# Exercise details:
Take every line from the material that has the word "Real" in it.

-=-=-

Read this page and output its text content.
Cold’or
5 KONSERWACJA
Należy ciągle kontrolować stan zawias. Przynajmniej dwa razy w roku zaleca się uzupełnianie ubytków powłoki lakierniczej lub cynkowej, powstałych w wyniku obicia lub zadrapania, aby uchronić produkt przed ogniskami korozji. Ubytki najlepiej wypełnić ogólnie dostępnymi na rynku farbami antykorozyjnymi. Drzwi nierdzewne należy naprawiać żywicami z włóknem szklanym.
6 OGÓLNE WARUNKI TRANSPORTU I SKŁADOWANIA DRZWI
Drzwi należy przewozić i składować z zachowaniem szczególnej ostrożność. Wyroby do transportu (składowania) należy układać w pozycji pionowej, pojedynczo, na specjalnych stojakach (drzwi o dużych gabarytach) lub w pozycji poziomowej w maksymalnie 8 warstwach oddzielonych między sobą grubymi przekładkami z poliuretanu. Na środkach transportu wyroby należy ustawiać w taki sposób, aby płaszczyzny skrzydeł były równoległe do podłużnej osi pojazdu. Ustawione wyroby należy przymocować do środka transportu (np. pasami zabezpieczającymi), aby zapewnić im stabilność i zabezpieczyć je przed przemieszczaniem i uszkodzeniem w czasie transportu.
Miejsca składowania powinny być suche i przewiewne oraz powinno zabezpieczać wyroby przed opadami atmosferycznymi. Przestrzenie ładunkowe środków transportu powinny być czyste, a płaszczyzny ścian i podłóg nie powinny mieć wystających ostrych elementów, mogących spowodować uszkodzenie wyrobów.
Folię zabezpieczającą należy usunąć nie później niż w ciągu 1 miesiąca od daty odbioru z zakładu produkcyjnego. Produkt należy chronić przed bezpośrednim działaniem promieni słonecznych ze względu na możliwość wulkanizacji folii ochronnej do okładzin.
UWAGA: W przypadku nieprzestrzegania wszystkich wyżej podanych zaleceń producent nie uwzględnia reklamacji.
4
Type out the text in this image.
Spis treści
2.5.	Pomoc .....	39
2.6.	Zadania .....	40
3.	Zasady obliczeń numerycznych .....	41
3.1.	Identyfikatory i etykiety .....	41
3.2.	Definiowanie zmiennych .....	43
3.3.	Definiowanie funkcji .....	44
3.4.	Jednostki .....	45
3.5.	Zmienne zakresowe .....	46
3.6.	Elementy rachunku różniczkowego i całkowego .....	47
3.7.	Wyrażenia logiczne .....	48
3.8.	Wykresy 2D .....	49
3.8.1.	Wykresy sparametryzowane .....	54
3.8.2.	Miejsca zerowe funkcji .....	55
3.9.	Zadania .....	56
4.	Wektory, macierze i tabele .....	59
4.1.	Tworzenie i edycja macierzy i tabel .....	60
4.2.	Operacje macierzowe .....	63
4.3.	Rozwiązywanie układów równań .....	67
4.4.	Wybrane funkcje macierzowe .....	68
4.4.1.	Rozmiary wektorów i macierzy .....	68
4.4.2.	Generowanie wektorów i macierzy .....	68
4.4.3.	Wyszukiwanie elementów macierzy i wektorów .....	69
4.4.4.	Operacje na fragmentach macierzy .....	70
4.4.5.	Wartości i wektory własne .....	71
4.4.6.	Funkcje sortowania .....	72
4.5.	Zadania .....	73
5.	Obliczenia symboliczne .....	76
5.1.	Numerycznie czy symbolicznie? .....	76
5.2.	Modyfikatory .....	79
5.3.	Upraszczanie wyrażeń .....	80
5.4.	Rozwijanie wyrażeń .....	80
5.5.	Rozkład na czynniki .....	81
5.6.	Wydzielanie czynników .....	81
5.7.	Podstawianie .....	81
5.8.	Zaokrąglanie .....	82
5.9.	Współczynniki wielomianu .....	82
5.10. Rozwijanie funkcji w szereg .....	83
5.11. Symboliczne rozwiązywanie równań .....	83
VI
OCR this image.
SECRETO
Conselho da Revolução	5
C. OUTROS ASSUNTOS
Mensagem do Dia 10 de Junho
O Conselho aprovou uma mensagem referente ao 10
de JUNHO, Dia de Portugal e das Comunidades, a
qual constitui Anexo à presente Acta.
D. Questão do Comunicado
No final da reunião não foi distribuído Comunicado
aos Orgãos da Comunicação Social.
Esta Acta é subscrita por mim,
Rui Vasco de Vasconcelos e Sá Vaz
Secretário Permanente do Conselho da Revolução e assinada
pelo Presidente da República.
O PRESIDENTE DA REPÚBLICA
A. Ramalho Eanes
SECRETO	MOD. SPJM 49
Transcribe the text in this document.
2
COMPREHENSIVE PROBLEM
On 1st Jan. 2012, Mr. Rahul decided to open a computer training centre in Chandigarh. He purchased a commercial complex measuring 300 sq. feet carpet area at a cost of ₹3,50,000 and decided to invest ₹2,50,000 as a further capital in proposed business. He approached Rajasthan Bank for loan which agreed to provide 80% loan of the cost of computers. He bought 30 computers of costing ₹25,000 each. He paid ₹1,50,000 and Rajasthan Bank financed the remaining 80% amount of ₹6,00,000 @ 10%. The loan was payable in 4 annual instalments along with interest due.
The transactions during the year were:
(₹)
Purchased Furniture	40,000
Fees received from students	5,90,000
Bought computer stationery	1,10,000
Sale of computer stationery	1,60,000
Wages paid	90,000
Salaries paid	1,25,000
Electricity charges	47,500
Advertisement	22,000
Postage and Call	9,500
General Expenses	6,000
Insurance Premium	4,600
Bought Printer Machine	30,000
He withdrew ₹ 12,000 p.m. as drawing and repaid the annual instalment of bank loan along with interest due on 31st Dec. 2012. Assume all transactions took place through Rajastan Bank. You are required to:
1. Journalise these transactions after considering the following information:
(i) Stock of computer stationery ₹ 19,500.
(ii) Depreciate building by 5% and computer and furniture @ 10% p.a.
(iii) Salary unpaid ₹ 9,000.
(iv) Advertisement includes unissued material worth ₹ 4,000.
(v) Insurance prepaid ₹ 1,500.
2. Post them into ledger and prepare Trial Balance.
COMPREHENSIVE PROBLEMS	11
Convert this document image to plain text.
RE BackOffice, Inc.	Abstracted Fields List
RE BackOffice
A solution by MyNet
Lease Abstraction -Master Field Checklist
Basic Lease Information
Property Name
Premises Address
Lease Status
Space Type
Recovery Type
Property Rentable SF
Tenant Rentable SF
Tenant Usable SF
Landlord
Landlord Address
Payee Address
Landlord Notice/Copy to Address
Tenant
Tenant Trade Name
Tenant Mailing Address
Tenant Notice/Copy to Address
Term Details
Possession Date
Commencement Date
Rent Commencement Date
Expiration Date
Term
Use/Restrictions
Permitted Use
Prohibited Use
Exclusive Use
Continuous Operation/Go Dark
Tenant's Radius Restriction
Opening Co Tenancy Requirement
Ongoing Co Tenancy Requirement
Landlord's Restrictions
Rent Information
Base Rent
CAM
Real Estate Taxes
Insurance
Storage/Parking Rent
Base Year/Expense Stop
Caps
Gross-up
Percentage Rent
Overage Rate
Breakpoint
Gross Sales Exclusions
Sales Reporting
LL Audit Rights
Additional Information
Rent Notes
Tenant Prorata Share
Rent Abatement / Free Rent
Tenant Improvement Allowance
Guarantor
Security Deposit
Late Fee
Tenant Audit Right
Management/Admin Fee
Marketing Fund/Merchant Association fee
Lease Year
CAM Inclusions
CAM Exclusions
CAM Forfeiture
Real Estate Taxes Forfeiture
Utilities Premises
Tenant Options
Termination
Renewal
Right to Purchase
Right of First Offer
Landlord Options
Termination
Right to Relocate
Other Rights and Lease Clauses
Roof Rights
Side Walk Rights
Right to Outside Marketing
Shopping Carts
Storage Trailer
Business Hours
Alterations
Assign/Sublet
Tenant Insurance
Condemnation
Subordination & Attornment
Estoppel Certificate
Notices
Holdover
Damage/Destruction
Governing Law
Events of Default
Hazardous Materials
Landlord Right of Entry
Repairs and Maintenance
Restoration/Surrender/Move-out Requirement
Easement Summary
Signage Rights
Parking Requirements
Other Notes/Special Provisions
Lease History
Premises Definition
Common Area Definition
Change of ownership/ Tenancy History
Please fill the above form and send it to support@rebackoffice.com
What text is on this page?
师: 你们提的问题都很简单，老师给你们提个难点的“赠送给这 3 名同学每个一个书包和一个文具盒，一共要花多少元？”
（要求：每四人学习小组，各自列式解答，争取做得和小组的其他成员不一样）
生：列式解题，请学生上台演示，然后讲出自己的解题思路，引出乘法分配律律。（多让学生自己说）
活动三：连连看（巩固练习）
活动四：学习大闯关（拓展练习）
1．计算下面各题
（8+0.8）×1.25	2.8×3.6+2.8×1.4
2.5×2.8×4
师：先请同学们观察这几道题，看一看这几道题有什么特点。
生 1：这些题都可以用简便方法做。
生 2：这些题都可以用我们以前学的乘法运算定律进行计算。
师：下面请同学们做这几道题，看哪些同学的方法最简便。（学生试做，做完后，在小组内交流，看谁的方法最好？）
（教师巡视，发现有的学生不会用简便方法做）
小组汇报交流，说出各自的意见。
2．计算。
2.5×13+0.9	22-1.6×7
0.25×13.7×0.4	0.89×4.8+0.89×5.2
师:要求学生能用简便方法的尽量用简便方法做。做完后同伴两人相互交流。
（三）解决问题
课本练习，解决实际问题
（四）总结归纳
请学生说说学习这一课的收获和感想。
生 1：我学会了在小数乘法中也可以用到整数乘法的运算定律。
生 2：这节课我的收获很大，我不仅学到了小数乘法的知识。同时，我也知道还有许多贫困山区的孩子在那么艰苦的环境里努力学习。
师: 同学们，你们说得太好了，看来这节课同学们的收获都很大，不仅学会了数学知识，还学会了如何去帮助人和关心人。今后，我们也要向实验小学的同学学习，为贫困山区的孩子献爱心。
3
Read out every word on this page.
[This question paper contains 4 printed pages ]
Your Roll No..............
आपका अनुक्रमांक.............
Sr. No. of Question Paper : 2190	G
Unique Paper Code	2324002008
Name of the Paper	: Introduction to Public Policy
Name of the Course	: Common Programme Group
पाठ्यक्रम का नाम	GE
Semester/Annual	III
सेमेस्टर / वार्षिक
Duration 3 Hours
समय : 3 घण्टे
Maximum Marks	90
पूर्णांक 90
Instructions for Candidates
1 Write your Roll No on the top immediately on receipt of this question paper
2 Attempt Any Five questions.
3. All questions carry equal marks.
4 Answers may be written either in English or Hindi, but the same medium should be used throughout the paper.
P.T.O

-=-=-

# Task result:
Real Estate Taxes
Real Estate Taxes Forfeiture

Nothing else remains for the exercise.